Task brief. Render the material again word for word, skipping the pictures in it.

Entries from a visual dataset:
START

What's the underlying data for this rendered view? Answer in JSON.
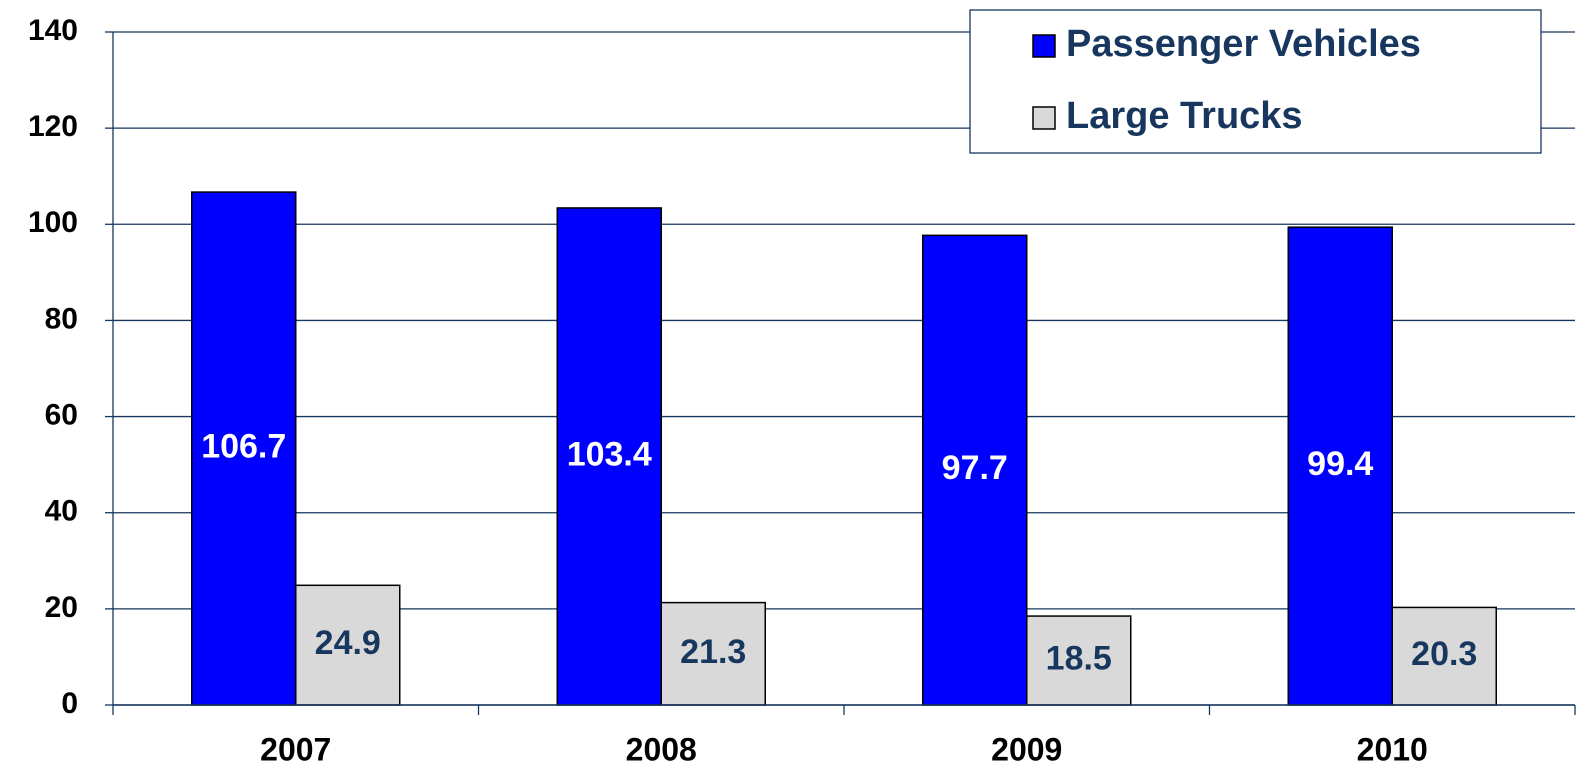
{
  "chart_data": {
    "type": "bar",
    "categories": [
      "2007",
      "2008",
      "2009",
      "2010"
    ],
    "series": [
      {
        "name": "Passenger Vehicles",
        "color": "#0000ff",
        "label_color": "#ffffff",
        "values": [
          106.7,
          103.4,
          97.7,
          99.4
        ]
      },
      {
        "name": "Large Trucks",
        "color": "#d9d9d9",
        "label_color": "#17375e",
        "values": [
          24.9,
          21.3,
          18.5,
          20.3
        ]
      }
    ],
    "ylim": [
      0,
      140
    ],
    "yticks": [
      0,
      20,
      40,
      60,
      80,
      100,
      120,
      140
    ],
    "grid": true,
    "legend": "top-right"
  }
}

END

Written response.
What's the underlying data for this rendered view? Answer in JSON.
{
  "chart_data": {
    "type": "bar",
    "categories": [
      "2007",
      "2008",
      "2009",
      "2010"
    ],
    "series": [
      {
        "name": "Passenger Vehicles",
        "color": "#0000ff",
        "label_color": "#ffffff",
        "values": [
          106.7,
          103.4,
          97.7,
          99.4
        ]
      },
      {
        "name": "Large Trucks",
        "color": "#d9d9d9",
        "label_color": "#17375e",
        "values": [
          24.9,
          21.3,
          18.5,
          20.3
        ]
      }
    ],
    "ylim": [
      0,
      140
    ],
    "yticks": [
      0,
      20,
      40,
      60,
      80,
      100,
      120,
      140
    ],
    "grid": true,
    "legend": "top-right"
  }
}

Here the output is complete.